_Requirements_
Identify all lines below that hold "south" and collect them.

_Data for this exercise_
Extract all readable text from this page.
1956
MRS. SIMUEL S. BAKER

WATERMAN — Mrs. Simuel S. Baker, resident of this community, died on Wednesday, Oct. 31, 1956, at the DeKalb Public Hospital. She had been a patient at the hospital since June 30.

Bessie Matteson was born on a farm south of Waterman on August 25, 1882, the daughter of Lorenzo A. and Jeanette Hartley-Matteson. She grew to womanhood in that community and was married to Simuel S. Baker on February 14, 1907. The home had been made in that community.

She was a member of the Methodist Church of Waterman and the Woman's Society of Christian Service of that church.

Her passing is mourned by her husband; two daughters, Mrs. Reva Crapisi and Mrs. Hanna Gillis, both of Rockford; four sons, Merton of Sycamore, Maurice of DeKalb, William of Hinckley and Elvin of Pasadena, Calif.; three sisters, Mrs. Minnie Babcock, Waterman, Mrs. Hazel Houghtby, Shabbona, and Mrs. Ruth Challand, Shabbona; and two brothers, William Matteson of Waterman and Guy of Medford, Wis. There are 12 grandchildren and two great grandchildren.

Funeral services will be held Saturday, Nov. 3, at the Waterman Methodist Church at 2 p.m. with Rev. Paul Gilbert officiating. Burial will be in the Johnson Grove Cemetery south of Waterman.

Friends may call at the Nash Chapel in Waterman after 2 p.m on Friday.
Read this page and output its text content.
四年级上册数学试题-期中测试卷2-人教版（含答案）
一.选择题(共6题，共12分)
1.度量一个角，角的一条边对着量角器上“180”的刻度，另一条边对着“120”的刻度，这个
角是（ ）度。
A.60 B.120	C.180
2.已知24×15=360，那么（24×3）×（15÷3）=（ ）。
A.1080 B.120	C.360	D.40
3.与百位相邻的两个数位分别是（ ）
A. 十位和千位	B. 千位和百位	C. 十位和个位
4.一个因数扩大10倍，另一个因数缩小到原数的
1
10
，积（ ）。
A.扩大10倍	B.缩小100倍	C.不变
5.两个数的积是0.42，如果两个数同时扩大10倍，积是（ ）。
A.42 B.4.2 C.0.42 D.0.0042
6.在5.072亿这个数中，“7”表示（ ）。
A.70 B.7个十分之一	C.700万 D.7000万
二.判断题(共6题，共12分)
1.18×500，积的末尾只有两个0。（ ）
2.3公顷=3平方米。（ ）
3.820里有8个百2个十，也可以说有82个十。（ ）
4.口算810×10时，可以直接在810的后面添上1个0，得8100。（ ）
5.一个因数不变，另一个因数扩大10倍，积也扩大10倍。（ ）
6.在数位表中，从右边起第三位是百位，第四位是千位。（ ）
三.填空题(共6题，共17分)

_Response to the exercise_
Bessie Matteson was born on a farm south of Waterman on August 25, 1882, the daughter of Lorenzo A. and Jeanette Hartley-Matteson. She grew to womanhood in that community and was married to Simuel S. Baker on February 14, 1907. The home had been made in that community.
Funeral services will be held Saturday, Nov. 3, at the Waterman Methodist Church at 2 p.m. with Rev. Paul Gilbert officiating. Burial will be in the Johnson Grove Cemetery south of Waterman.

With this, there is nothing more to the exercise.